Data items:
## Begin

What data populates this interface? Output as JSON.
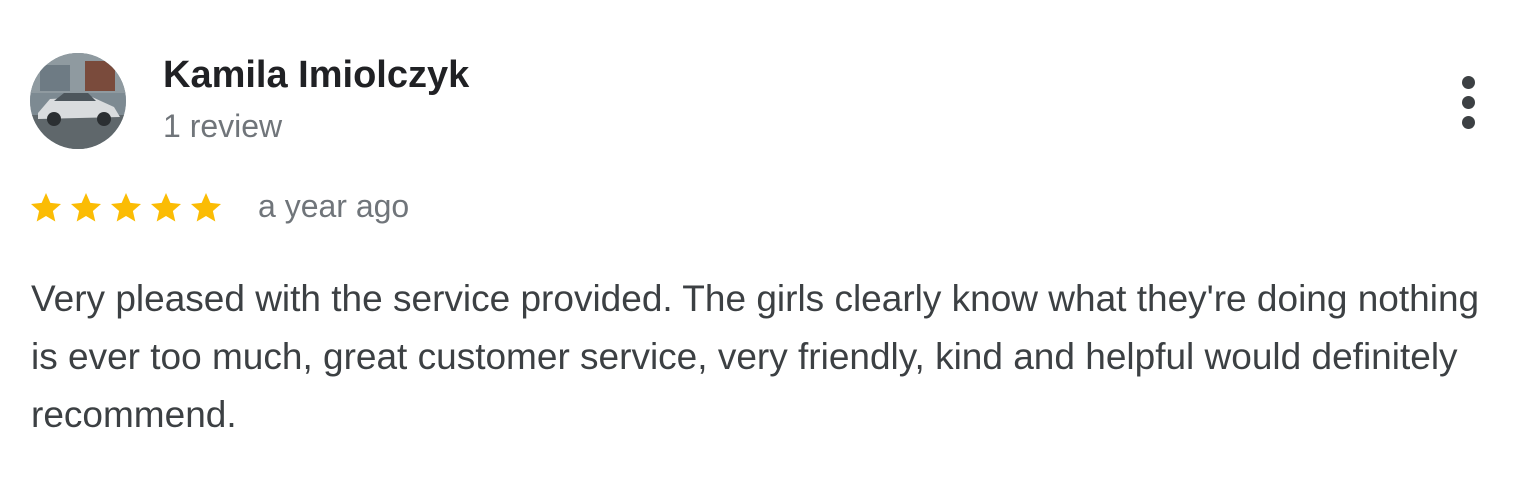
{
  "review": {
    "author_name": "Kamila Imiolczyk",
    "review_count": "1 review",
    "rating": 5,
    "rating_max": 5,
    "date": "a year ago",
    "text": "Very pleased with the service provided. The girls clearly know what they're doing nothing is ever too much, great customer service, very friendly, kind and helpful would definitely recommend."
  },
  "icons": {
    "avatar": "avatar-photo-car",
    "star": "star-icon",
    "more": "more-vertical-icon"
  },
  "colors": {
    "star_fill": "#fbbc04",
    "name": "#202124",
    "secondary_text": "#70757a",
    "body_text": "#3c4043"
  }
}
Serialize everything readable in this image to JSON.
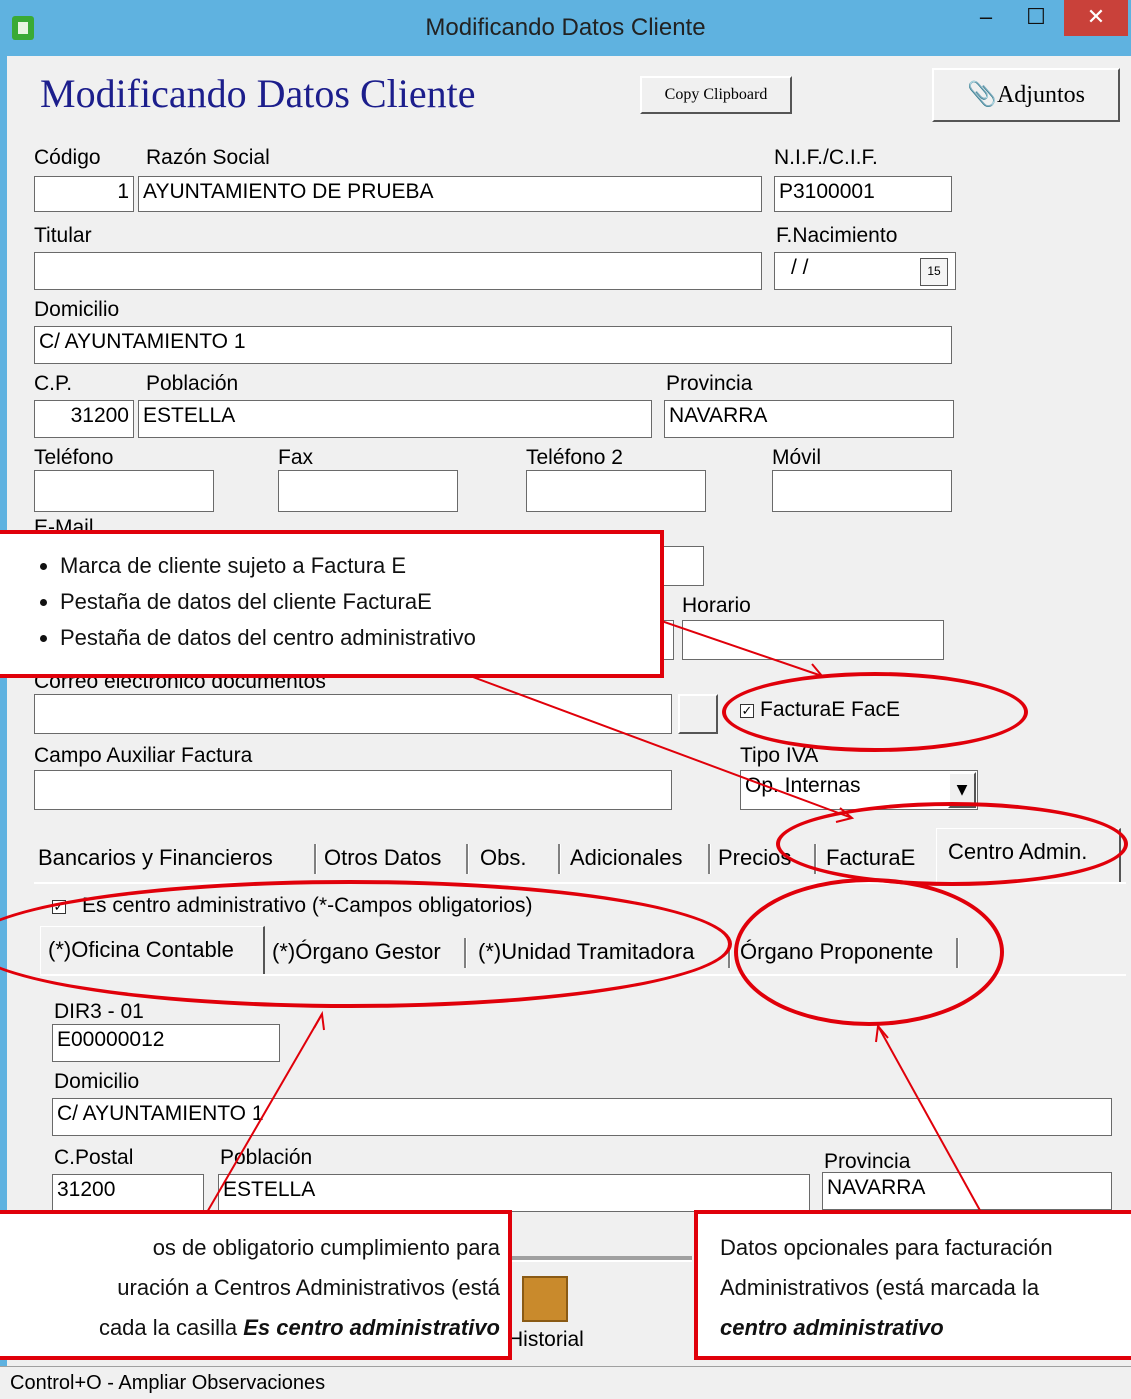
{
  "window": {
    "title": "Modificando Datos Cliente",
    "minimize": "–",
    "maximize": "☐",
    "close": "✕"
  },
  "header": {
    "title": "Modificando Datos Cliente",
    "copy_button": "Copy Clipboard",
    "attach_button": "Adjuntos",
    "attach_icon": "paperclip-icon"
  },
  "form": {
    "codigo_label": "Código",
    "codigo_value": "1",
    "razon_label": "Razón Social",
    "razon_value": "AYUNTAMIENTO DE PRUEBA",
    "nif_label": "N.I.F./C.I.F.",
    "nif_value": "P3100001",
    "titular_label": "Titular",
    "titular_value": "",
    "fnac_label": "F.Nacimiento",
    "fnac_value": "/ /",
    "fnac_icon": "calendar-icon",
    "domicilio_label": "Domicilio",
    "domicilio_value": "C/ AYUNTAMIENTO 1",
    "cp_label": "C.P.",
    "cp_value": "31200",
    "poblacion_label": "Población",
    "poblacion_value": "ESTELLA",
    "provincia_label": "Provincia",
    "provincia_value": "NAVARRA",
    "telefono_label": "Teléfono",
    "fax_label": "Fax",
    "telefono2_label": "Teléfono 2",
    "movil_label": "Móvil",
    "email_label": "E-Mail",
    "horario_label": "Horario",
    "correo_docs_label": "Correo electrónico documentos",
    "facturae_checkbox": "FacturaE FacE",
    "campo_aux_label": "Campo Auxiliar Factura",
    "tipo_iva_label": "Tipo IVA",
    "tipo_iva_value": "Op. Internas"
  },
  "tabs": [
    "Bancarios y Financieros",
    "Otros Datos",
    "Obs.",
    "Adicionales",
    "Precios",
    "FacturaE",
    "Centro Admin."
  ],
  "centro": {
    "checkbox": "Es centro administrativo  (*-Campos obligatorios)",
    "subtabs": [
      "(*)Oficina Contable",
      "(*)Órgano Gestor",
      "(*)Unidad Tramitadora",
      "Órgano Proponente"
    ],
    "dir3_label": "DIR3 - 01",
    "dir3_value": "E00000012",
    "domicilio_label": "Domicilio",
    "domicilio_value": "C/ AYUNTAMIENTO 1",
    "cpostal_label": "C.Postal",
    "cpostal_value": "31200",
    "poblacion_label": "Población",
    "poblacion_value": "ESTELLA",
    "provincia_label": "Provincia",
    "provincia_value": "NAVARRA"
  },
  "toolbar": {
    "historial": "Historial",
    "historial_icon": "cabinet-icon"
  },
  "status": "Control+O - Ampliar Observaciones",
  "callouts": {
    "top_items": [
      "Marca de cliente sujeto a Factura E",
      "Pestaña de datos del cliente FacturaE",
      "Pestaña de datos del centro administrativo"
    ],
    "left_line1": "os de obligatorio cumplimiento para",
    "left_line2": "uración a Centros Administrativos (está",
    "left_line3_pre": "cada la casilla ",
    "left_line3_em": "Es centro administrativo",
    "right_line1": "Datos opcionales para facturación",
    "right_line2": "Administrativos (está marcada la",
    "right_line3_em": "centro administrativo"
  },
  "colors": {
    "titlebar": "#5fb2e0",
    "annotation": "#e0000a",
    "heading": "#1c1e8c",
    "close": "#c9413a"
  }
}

## End

Exercise prompt ->
Pick out all lines containing the string "Administrativos".

Solution for this exercise ->
    "left_line2": "uración a Centros Administrativos (está",
    "right_line2": "Administrativos (está marcada la",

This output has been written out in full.